--- start Source material ---

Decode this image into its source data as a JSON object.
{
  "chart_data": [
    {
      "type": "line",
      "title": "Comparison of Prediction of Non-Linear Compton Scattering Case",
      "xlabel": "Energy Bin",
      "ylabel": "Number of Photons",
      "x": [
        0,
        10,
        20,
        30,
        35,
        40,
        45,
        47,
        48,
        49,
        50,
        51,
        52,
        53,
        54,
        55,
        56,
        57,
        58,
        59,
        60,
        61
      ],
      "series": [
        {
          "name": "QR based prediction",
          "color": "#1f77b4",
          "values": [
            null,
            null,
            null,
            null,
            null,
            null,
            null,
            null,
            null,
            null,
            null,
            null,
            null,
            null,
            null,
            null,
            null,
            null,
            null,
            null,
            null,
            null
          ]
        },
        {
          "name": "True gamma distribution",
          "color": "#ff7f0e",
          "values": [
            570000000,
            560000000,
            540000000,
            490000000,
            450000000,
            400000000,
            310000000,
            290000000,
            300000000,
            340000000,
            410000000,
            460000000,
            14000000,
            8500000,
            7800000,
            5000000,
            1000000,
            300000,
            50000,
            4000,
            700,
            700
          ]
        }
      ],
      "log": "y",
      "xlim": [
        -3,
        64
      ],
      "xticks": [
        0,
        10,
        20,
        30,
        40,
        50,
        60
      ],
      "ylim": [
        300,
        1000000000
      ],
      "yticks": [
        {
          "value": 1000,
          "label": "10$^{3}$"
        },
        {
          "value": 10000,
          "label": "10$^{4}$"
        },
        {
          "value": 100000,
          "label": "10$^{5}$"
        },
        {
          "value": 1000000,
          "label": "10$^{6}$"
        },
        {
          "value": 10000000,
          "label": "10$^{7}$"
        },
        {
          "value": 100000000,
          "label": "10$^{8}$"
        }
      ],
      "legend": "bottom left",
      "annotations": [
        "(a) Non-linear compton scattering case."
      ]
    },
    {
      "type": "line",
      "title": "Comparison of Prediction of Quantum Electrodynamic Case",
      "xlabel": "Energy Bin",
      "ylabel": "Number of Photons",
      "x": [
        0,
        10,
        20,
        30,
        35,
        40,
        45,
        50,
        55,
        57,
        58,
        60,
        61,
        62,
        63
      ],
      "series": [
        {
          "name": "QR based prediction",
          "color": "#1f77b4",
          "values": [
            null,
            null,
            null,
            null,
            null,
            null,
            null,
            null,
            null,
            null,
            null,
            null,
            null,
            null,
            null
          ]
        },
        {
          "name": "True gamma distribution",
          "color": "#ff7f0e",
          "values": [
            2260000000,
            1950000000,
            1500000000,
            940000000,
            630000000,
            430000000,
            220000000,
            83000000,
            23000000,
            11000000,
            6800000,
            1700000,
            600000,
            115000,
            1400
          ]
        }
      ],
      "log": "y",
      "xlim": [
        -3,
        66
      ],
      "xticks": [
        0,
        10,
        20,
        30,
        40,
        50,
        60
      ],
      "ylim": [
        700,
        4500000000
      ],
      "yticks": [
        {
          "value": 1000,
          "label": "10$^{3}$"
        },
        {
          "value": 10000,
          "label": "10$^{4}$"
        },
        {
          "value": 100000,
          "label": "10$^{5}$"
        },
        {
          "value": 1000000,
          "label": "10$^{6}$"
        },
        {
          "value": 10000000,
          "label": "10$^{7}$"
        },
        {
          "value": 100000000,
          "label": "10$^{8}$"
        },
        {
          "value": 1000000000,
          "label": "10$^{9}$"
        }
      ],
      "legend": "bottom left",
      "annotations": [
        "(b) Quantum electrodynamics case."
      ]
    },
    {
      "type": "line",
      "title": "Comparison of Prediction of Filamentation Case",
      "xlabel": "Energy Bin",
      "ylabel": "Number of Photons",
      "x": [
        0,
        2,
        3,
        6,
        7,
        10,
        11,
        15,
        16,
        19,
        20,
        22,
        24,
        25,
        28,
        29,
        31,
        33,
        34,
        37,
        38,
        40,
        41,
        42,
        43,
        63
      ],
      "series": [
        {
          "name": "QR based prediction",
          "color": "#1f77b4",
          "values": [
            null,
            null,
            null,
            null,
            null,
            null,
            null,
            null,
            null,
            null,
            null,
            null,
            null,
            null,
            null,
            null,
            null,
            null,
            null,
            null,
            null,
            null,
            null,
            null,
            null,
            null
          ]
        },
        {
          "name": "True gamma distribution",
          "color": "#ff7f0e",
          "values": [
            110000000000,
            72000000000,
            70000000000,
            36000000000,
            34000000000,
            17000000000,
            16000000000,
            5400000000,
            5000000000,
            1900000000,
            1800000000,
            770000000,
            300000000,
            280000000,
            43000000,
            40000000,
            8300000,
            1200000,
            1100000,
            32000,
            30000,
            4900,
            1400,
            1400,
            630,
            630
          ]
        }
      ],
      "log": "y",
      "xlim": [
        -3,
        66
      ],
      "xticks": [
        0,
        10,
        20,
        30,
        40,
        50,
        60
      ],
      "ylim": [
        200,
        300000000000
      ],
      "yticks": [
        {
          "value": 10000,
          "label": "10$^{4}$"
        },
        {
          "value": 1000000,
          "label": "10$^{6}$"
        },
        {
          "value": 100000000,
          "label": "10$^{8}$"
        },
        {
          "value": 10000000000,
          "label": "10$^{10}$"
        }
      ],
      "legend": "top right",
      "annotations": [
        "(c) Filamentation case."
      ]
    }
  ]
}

--- end Source material ---

Copy all data exactly, start to finish.

Decode this image into its source data as a JSON object.
{
  "chart_data": [
    {
      "type": "line",
      "title": "Comparison of Prediction of Non-Linear Compton Scattering Case",
      "xlabel": "Energy Bin",
      "ylabel": "Number of Photons",
      "x": [
        0,
        10,
        20,
        30,
        35,
        40,
        45,
        47,
        48,
        49,
        50,
        51,
        52,
        53,
        54,
        55,
        56,
        57,
        58,
        59,
        60,
        61
      ],
      "series": [
        {
          "name": "QR based prediction",
          "color": "#1f77b4",
          "values": [
            null,
            null,
            null,
            null,
            null,
            null,
            null,
            null,
            null,
            null,
            null,
            null,
            null,
            null,
            null,
            null,
            null,
            null,
            null,
            null,
            null,
            null
          ]
        },
        {
          "name": "True gamma distribution",
          "color": "#ff7f0e",
          "values": [
            570000000,
            560000000,
            540000000,
            490000000,
            450000000,
            400000000,
            310000000,
            290000000,
            300000000,
            340000000,
            410000000,
            460000000,
            14000000,
            8500000,
            7800000,
            5000000,
            1000000,
            300000,
            50000,
            4000,
            700,
            700
          ]
        }
      ],
      "log": "y",
      "xlim": [
        -3,
        64
      ],
      "xticks": [
        0,
        10,
        20,
        30,
        40,
        50,
        60
      ],
      "ylim": [
        300,
        1000000000
      ],
      "yticks": [
        {
          "value": 1000,
          "label": "10$^{3}$"
        },
        {
          "value": 10000,
          "label": "10$^{4}$"
        },
        {
          "value": 100000,
          "label": "10$^{5}$"
        },
        {
          "value": 1000000,
          "label": "10$^{6}$"
        },
        {
          "value": 10000000,
          "label": "10$^{7}$"
        },
        {
          "value": 100000000,
          "label": "10$^{8}$"
        }
      ],
      "legend": "bottom left",
      "annotations": [
        "(a) Non-linear compton scattering case."
      ]
    },
    {
      "type": "line",
      "title": "Comparison of Prediction of Quantum Electrodynamic Case",
      "xlabel": "Energy Bin",
      "ylabel": "Number of Photons",
      "x": [
        0,
        10,
        20,
        30,
        35,
        40,
        45,
        50,
        55,
        57,
        58,
        60,
        61,
        62,
        63
      ],
      "series": [
        {
          "name": "QR based prediction",
          "color": "#1f77b4",
          "values": [
            null,
            null,
            null,
            null,
            null,
            null,
            null,
            null,
            null,
            null,
            null,
            null,
            null,
            null,
            null
          ]
        },
        {
          "name": "True gamma distribution",
          "color": "#ff7f0e",
          "values": [
            2260000000,
            1950000000,
            1500000000,
            940000000,
            630000000,
            430000000,
            220000000,
            83000000,
            23000000,
            11000000,
            6800000,
            1700000,
            600000,
            115000,
            1400
          ]
        }
      ],
      "log": "y",
      "xlim": [
        -3,
        66
      ],
      "xticks": [
        0,
        10,
        20,
        30,
        40,
        50,
        60
      ],
      "ylim": [
        700,
        4500000000
      ],
      "yticks": [
        {
          "value": 1000,
          "label": "10$^{3}$"
        },
        {
          "value": 10000,
          "label": "10$^{4}$"
        },
        {
          "value": 100000,
          "label": "10$^{5}$"
        },
        {
          "value": 1000000,
          "label": "10$^{6}$"
        },
        {
          "value": 10000000,
          "label": "10$^{7}$"
        },
        {
          "value": 100000000,
          "label": "10$^{8}$"
        },
        {
          "value": 1000000000,
          "label": "10$^{9}$"
        }
      ],
      "legend": "bottom left",
      "annotations": [
        "(b) Quantum electrodynamics case."
      ]
    },
    {
      "type": "line",
      "title": "Comparison of Prediction of Filamentation Case",
      "xlabel": "Energy Bin",
      "ylabel": "Number of Photons",
      "x": [
        0,
        2,
        3,
        6,
        7,
        10,
        11,
        15,
        16,
        19,
        20,
        22,
        24,
        25,
        28,
        29,
        31,
        33,
        34,
        37,
        38,
        40,
        41,
        42,
        43,
        63
      ],
      "series": [
        {
          "name": "QR based prediction",
          "color": "#1f77b4",
          "values": [
            null,
            null,
            null,
            null,
            null,
            null,
            null,
            null,
            null,
            null,
            null,
            null,
            null,
            null,
            null,
            null,
            null,
            null,
            null,
            null,
            null,
            null,
            null,
            null,
            null,
            null
          ]
        },
        {
          "name": "True gamma distribution",
          "color": "#ff7f0e",
          "values": [
            110000000000,
            72000000000,
            70000000000,
            36000000000,
            34000000000,
            17000000000,
            16000000000,
            5400000000,
            5000000000,
            1900000000,
            1800000000,
            770000000,
            300000000,
            280000000,
            43000000,
            40000000,
            8300000,
            1200000,
            1100000,
            32000,
            30000,
            4900,
            1400,
            1400,
            630,
            630
          ]
        }
      ],
      "log": "y",
      "xlim": [
        -3,
        66
      ],
      "xticks": [
        0,
        10,
        20,
        30,
        40,
        50,
        60
      ],
      "ylim": [
        200,
        300000000000
      ],
      "yticks": [
        {
          "value": 10000,
          "label": "10$^{4}$"
        },
        {
          "value": 1000000,
          "label": "10$^{6}$"
        },
        {
          "value": 100000000,
          "label": "10$^{8}$"
        },
        {
          "value": 10000000000,
          "label": "10$^{10}$"
        }
      ],
      "legend": "top right",
      "annotations": [
        "(c) Filamentation case."
      ]
    }
  ]
}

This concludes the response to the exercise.